__Written exercise__.
From the first line through the line containing "x-tick-label: 1.6 bbox=[669, 531, 701, 555]", rename "observed-flux-point" to "measured-flux-point" and write those lines out again with everything else left the same.
**** Given records
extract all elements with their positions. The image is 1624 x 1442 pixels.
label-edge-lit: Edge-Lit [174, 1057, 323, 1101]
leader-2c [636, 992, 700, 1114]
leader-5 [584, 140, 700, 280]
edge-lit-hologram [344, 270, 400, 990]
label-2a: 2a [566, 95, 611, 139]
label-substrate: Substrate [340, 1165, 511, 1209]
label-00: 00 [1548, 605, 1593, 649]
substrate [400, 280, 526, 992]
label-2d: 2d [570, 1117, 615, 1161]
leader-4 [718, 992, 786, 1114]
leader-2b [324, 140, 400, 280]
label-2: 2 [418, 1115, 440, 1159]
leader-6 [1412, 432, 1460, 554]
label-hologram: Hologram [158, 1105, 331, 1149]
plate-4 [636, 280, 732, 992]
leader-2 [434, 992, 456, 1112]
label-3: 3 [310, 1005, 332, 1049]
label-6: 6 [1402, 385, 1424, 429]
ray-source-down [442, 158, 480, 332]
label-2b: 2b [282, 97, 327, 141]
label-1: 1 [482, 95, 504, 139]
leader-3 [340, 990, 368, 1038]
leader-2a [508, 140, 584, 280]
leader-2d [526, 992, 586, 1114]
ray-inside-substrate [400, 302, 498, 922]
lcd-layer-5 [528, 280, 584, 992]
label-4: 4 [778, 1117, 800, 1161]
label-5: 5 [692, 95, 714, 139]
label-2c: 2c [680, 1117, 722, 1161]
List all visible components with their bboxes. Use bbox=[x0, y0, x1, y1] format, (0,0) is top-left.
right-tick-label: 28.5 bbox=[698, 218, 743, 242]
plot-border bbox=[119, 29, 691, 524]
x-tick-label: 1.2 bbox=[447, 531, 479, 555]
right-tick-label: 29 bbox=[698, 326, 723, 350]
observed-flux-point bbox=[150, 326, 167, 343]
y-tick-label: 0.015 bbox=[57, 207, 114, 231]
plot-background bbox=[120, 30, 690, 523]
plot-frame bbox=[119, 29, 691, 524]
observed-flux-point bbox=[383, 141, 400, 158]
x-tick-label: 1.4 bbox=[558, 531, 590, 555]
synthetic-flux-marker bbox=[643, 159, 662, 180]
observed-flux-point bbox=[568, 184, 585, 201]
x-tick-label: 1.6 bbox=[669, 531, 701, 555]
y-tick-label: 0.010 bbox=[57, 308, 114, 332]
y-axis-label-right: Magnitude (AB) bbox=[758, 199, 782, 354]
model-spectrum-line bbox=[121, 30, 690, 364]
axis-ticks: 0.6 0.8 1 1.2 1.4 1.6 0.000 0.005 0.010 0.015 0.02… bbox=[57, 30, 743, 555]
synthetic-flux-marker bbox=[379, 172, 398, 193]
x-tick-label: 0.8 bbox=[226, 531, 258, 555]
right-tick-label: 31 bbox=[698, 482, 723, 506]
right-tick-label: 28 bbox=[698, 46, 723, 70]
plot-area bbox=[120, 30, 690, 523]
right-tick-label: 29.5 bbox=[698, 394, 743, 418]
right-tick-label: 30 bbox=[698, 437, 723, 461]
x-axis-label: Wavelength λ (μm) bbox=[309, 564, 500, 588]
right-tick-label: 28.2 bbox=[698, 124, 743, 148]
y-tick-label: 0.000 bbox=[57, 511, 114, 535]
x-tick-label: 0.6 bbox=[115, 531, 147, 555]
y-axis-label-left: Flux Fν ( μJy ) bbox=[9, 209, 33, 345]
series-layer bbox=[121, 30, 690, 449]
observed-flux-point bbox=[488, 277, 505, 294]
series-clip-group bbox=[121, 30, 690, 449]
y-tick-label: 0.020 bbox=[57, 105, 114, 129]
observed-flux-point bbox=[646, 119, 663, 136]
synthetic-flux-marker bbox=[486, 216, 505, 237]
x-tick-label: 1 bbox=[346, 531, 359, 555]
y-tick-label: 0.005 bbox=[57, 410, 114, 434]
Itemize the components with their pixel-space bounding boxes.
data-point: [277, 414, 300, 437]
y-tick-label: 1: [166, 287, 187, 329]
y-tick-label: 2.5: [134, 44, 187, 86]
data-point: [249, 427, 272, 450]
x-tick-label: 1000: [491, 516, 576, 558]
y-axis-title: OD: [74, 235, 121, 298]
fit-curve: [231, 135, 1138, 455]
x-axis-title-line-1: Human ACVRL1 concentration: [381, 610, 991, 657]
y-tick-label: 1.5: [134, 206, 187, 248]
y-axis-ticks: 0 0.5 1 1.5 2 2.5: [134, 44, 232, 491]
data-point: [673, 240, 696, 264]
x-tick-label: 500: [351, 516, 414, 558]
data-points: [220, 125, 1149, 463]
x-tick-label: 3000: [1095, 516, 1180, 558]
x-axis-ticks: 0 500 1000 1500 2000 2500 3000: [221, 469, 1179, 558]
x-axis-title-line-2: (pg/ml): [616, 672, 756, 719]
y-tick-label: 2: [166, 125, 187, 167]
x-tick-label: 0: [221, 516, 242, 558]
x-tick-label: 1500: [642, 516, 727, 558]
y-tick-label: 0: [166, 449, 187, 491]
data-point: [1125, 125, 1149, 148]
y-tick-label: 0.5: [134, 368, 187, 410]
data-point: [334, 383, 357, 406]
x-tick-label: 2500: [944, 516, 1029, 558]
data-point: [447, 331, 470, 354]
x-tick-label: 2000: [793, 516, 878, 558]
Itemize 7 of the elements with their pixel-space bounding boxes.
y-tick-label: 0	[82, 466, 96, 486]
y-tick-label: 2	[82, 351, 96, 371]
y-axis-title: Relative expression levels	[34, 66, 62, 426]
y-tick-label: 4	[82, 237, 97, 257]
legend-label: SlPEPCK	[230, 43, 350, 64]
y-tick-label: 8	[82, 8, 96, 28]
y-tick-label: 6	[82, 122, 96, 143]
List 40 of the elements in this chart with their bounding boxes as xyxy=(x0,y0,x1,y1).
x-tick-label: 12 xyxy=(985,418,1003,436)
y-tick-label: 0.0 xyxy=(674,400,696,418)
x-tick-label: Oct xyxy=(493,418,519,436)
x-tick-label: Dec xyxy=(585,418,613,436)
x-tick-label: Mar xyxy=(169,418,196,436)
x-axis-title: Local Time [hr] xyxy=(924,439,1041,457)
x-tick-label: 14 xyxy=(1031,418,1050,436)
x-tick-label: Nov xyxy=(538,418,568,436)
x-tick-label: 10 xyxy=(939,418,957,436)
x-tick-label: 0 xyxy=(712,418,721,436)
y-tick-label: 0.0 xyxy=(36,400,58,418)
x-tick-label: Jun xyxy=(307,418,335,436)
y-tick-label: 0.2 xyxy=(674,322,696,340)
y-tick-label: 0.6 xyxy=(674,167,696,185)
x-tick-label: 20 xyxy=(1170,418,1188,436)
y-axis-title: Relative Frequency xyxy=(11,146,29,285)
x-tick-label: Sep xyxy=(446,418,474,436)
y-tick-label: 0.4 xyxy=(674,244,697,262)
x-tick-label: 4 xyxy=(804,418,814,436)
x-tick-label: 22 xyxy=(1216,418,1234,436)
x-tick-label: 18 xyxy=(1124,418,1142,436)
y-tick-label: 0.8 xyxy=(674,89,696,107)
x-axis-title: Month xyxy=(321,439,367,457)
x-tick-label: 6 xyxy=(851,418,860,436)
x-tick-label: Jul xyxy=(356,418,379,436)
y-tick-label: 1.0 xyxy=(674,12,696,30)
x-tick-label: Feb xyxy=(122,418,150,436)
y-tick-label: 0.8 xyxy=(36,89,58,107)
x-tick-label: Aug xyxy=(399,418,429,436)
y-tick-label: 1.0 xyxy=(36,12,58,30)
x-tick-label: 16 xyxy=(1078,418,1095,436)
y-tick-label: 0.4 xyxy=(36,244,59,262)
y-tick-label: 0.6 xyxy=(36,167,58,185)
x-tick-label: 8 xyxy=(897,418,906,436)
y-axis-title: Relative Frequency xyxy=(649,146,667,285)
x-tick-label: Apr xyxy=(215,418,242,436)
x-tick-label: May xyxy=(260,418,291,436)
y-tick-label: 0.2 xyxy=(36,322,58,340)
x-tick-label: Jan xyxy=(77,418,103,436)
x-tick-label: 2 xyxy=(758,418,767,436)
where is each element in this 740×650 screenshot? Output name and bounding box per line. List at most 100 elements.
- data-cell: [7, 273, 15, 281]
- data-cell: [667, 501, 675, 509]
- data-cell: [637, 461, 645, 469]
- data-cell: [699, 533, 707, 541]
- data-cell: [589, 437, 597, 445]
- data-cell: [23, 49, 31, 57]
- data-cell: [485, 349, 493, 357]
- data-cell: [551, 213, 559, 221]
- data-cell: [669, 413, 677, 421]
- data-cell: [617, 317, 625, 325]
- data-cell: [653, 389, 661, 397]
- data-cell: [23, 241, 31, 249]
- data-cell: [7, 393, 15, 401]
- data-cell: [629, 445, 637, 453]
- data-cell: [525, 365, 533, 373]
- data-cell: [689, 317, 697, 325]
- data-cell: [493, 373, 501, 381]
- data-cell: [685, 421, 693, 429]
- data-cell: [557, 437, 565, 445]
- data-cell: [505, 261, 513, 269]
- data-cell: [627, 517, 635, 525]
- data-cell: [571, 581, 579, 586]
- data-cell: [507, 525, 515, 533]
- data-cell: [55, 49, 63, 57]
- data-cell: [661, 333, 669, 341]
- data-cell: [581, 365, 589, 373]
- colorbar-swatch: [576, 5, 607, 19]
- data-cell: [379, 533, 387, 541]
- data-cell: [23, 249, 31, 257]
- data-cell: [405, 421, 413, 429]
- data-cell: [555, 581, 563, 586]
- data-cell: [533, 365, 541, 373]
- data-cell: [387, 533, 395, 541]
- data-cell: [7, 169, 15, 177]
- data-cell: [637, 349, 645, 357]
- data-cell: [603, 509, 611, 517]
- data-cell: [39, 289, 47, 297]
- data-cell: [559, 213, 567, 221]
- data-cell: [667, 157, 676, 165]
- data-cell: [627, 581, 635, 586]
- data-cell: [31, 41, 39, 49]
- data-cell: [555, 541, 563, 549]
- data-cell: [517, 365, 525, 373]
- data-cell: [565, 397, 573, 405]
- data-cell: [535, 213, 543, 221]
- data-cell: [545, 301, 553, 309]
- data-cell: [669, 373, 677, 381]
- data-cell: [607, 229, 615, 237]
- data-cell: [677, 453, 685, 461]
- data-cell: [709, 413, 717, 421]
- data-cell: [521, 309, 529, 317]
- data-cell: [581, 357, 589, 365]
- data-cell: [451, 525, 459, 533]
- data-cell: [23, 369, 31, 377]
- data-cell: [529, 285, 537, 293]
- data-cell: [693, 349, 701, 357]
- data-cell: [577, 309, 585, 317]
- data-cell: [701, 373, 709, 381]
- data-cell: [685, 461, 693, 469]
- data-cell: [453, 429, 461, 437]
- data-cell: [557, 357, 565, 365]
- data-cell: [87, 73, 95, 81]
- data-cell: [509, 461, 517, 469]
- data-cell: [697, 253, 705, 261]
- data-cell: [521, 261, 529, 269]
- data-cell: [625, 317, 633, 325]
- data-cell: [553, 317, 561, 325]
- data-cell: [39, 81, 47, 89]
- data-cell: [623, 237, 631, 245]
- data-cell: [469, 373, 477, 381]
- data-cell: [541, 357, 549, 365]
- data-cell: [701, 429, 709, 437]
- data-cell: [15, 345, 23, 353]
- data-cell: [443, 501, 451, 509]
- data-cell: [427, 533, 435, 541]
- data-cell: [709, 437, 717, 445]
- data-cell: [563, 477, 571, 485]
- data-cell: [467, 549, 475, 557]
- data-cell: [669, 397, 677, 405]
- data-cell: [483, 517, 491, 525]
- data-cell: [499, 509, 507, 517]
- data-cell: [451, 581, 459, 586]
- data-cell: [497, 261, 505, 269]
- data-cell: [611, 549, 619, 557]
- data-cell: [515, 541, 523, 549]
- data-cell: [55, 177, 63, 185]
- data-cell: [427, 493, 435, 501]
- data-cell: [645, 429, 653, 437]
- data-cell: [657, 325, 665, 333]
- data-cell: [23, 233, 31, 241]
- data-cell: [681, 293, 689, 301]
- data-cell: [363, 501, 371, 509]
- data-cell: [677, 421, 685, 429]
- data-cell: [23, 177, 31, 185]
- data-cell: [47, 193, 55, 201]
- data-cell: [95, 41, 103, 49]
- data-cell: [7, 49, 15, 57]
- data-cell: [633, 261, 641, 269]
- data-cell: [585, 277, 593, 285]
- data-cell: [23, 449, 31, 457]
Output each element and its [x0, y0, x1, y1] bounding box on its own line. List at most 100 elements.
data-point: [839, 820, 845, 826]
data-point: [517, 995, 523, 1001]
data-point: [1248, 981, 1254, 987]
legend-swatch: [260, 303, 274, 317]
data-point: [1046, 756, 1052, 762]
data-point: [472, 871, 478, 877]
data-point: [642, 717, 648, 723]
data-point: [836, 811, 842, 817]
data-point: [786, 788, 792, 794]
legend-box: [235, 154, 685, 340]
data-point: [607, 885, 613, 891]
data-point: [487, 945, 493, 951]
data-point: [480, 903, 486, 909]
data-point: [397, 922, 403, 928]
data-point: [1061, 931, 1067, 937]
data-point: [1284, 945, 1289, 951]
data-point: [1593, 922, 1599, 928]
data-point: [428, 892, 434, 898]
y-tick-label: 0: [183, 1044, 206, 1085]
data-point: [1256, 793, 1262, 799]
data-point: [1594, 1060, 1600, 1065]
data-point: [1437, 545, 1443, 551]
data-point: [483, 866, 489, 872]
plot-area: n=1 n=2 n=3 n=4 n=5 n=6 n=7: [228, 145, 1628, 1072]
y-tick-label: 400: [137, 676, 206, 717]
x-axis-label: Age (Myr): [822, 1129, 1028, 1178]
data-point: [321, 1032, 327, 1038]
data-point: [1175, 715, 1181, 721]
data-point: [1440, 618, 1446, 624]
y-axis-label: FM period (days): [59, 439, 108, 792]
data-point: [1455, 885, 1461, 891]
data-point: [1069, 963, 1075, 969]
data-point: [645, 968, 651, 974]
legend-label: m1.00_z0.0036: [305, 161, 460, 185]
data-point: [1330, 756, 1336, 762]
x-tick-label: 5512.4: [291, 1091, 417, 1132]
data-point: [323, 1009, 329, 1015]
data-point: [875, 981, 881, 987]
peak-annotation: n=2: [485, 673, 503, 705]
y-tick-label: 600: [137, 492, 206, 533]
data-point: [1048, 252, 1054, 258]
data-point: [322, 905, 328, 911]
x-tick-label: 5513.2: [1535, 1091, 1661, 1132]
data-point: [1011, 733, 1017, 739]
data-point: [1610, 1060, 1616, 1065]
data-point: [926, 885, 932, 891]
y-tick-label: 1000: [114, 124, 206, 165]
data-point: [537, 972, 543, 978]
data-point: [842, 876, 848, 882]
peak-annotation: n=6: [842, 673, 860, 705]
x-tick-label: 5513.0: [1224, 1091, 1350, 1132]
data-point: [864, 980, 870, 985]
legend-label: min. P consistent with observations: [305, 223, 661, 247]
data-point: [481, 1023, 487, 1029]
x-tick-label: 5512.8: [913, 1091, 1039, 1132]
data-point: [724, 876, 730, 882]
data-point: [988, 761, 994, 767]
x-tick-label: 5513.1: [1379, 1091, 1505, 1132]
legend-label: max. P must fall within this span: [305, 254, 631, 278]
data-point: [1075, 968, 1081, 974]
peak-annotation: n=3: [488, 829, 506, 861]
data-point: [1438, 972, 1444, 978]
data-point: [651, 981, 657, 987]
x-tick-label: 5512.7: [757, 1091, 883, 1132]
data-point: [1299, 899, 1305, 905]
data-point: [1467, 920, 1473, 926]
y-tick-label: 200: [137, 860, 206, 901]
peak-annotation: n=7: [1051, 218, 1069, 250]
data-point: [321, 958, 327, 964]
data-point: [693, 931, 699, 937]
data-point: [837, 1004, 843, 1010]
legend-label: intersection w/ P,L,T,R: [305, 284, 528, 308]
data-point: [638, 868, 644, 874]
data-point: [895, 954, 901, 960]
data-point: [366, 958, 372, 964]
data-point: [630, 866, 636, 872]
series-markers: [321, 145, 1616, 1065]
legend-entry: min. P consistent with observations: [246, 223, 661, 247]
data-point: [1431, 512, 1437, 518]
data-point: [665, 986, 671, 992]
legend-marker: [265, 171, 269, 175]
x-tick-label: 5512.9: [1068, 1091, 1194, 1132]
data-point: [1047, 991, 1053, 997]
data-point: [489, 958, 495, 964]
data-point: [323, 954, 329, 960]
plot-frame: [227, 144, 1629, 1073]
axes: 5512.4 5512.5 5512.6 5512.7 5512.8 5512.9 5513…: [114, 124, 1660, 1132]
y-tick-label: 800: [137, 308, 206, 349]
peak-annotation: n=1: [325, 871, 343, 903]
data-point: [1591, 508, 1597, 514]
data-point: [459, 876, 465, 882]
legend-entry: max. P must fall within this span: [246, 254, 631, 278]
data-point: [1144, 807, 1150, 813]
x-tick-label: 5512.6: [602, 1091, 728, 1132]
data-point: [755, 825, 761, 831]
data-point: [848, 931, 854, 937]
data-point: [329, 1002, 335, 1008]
********
__Response__.
extract all elements with their positions. The image is 1624 x 1442 pixels.
label-edge-lit: Edge-Lit [174, 1057, 323, 1101]
leader-2c [636, 992, 700, 1114]
leader-5 [584, 140, 700, 280]
edge-lit-hologram [344, 270, 400, 990]
label-2a: 2a [566, 95, 611, 139]
label-substrate: Substrate [340, 1165, 511, 1209]
label-00: 00 [1548, 605, 1593, 649]
substrate [400, 280, 526, 992]
label-2d: 2d [570, 1117, 615, 1161]
leader-4 [718, 992, 786, 1114]
leader-2b [324, 140, 400, 280]
label-2: 2 [418, 1115, 440, 1159]
leader-6 [1412, 432, 1460, 554]
label-hologram: Hologram [158, 1105, 331, 1149]
plate-4 [636, 280, 732, 992]
leader-2 [434, 992, 456, 1112]
label-3: 3 [310, 1005, 332, 1049]
label-6: 6 [1402, 385, 1424, 429]
ray-source-down [442, 158, 480, 332]
label-2b: 2b [282, 97, 327, 141]
label-1: 1 [482, 95, 504, 139]
leader-3 [340, 990, 368, 1038]
leader-2a [508, 140, 584, 280]
leader-2d [526, 992, 586, 1114]
ray-inside-substrate [400, 302, 498, 922]
lcd-layer-5 [528, 280, 584, 992]
label-4: 4 [778, 1117, 800, 1161]
label-5: 5 [692, 95, 714, 139]
label-2c: 2c [680, 1117, 722, 1161]
List all visible components with their bboxes. Use bbox=[x0, y0, x1, y1] format, (0,0) is top-left.
right-tick-label: 28.5 bbox=[698, 218, 743, 242]
plot-border bbox=[119, 29, 691, 524]
x-tick-label: 1.2 bbox=[447, 531, 479, 555]
right-tick-label: 29 bbox=[698, 326, 723, 350]
measured-flux-point bbox=[150, 326, 167, 343]
y-tick-label: 0.015 bbox=[57, 207, 114, 231]
plot-background bbox=[120, 30, 690, 523]
plot-frame bbox=[119, 29, 691, 524]
measured-flux-point bbox=[383, 141, 400, 158]
x-tick-label: 1.4 bbox=[558, 531, 590, 555]
synthetic-flux-marker bbox=[643, 159, 662, 180]
measured-flux-point bbox=[568, 184, 585, 201]
x-tick-label: 1.6 bbox=[669, 531, 701, 555]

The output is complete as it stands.